_Direction_.
Can you convert the lines below, from the line containing "calendar-cell: 9 Sunrise: 4:43" through the line containing "calendar-cell: 10 Sunrise: 4:44", into a Markdown table with a Row column numbering them and a Text column holding each line, skipping any blank ones?
--- begin ---
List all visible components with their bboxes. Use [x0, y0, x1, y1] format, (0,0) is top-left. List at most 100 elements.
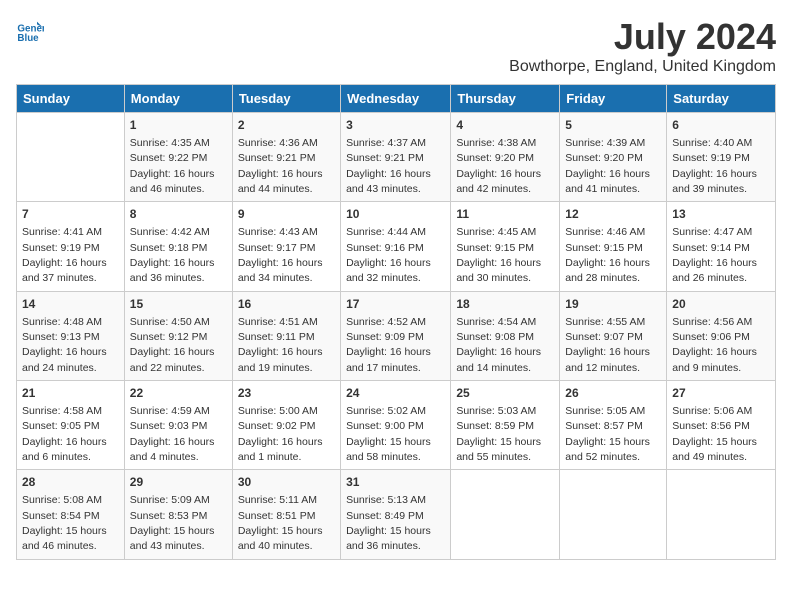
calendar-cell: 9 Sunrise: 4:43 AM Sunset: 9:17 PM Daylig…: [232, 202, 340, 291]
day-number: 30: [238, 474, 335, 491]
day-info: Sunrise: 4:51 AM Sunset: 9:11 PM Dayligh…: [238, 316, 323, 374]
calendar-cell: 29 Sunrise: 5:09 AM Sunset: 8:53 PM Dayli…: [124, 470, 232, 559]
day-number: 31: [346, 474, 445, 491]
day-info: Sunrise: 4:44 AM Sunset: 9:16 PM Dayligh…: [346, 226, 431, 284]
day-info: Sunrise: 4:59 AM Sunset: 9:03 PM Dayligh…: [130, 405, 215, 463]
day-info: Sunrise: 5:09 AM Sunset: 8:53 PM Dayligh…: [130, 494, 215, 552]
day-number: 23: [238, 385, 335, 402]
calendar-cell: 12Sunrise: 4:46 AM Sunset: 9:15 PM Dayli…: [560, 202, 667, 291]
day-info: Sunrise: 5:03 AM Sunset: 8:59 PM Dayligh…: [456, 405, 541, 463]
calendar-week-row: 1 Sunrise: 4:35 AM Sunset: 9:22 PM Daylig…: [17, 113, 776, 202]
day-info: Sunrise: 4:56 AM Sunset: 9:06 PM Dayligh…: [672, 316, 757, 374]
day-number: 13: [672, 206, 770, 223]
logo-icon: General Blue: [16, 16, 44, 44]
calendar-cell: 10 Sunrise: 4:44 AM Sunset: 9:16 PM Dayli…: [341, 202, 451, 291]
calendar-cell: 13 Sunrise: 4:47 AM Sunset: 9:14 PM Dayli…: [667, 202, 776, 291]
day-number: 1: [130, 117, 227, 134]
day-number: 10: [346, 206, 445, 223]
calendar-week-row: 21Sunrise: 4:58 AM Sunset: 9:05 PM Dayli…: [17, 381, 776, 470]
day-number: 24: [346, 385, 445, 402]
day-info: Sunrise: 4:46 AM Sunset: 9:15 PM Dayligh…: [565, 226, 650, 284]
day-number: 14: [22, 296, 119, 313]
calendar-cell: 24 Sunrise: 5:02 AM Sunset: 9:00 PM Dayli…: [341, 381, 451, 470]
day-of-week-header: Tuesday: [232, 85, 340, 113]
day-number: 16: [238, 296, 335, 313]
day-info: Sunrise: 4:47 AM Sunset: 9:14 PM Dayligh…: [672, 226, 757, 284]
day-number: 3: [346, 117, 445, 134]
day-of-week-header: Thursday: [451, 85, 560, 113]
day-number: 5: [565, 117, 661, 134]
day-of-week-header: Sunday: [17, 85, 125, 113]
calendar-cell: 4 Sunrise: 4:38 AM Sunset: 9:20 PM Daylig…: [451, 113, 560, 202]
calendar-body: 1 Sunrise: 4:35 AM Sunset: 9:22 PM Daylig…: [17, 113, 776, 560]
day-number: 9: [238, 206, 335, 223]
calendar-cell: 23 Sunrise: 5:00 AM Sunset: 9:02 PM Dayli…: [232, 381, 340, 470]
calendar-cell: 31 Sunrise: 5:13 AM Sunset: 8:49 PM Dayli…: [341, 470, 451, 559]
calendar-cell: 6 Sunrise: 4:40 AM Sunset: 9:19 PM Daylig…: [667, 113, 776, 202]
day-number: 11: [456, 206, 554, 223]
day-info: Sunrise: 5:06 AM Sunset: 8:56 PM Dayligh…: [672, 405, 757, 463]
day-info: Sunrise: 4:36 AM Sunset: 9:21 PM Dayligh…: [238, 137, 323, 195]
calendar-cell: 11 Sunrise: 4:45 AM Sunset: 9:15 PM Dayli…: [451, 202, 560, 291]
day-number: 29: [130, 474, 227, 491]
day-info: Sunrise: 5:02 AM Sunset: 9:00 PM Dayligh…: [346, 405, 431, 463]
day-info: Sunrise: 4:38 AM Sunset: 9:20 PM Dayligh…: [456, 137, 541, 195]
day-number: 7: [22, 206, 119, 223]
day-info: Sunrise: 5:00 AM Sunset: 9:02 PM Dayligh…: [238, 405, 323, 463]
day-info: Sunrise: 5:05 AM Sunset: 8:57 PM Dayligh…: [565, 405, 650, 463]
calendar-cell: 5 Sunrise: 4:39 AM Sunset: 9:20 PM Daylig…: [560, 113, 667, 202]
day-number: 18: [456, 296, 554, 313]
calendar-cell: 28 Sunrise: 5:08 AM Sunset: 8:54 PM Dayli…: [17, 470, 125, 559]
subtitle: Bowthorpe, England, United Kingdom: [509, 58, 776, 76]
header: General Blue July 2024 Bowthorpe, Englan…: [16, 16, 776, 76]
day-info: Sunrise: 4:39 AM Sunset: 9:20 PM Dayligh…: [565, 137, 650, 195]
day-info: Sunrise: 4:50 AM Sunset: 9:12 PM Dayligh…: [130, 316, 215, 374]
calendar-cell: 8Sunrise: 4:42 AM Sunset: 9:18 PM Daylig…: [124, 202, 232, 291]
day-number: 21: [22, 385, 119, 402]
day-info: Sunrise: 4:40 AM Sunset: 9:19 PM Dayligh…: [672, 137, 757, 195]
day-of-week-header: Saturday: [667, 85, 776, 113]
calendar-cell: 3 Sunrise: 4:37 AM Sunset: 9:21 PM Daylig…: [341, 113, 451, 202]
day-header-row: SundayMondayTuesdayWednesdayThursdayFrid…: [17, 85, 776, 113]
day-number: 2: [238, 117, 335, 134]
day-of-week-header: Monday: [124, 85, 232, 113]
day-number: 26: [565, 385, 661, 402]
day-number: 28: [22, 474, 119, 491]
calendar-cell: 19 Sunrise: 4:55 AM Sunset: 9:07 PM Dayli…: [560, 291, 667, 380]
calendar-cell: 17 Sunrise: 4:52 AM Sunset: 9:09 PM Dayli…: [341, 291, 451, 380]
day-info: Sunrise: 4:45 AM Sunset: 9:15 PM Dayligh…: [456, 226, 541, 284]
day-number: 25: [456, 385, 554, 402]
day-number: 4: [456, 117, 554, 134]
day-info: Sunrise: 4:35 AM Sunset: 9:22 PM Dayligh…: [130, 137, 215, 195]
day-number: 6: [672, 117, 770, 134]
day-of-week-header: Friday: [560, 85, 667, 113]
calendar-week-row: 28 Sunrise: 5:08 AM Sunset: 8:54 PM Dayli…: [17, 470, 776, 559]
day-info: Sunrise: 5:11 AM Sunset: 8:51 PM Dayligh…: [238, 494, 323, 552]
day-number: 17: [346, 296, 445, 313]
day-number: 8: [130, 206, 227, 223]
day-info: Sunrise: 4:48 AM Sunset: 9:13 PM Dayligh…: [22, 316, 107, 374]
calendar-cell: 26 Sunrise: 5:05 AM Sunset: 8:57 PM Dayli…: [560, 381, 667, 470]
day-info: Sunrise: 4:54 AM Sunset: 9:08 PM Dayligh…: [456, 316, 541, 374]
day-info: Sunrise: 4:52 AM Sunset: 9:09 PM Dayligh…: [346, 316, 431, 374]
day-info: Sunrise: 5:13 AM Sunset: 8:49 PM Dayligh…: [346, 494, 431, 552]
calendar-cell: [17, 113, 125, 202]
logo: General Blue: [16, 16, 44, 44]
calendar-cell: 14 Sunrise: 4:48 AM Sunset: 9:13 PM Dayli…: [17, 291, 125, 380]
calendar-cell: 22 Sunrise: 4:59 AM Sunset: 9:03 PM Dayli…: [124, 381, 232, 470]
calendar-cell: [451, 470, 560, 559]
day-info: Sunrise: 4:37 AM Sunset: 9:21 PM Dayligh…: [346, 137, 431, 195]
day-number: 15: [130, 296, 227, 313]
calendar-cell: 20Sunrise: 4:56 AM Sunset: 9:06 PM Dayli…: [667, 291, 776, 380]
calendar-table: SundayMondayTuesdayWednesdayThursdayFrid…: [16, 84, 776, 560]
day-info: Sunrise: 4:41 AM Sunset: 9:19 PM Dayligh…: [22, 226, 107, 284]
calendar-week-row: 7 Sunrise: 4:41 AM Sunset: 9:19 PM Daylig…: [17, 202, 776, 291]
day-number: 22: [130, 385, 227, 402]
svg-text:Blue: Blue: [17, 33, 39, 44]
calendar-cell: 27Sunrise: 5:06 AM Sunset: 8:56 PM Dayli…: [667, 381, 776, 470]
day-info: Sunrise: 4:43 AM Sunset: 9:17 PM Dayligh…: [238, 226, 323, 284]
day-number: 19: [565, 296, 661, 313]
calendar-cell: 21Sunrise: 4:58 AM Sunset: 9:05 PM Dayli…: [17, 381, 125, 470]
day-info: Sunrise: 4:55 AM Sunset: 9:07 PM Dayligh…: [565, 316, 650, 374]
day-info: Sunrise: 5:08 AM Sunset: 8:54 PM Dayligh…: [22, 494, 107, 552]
--- end ---
_Solution for this problem_.
| Row | Text |
|---|---|
| 1 | calendar-cell: 9 Sunrise: 4:43 AM Sunset: 9:17 PM Daylig…: [232, 202, 340, 291] |
| 2 | day-number: 30: [238, 474, 335, 491] |
| 3 | day-info: Sunrise: 4:51 AM Sunset: 9:11 PM Dayligh…: [238, 316, 323, 374] |
| 4 | calendar-cell: 29 Sunrise: 5:09 AM Sunset: 8:53 PM Dayli…: [124, 470, 232, 559] |
| 5 | day-number: 31: [346, 474, 445, 491] |
| 6 | day-info: Sunrise: 4:44 AM Sunset: 9:16 PM Dayligh…: [346, 226, 431, 284] |
| 7 | day-info: Sunrise: 4:59 AM Sunset: 9:03 PM Dayligh…: [130, 405, 215, 463] |
| 8 | day-info: Sunrise: 5:09 AM Sunset: 8:53 PM Dayligh…: [130, 494, 215, 552] |
| 9 | day-number: 23: [238, 385, 335, 402] |
| 10 | calendar-cell: 12Sunrise: 4:46 AM Sunset: 9:15 PM Dayli…: [560, 202, 667, 291] |
| 11 | day-info: Sunrise: 5:03 AM Sunset: 8:59 PM Dayligh…: [456, 405, 541, 463] |
| 12 | calendar-week-row: 1 Sunrise: 4:35 AM Sunset: 9:22 PM Daylig…: [17, 113, 776, 202] |
| 13 | day-info: Sunrise: 4:56 AM Sunset: 9:06 PM Dayligh…: [672, 316, 757, 374] |
| 14 | day-number: 13: [672, 206, 770, 223] |
| 15 | logo-icon: General Blue: [16, 16, 44, 44] |
| 16 | calendar-cell: 10 Sunrise: 4:44 AM Sunset: 9:16 PM Dayli…: [341, 202, 451, 291] |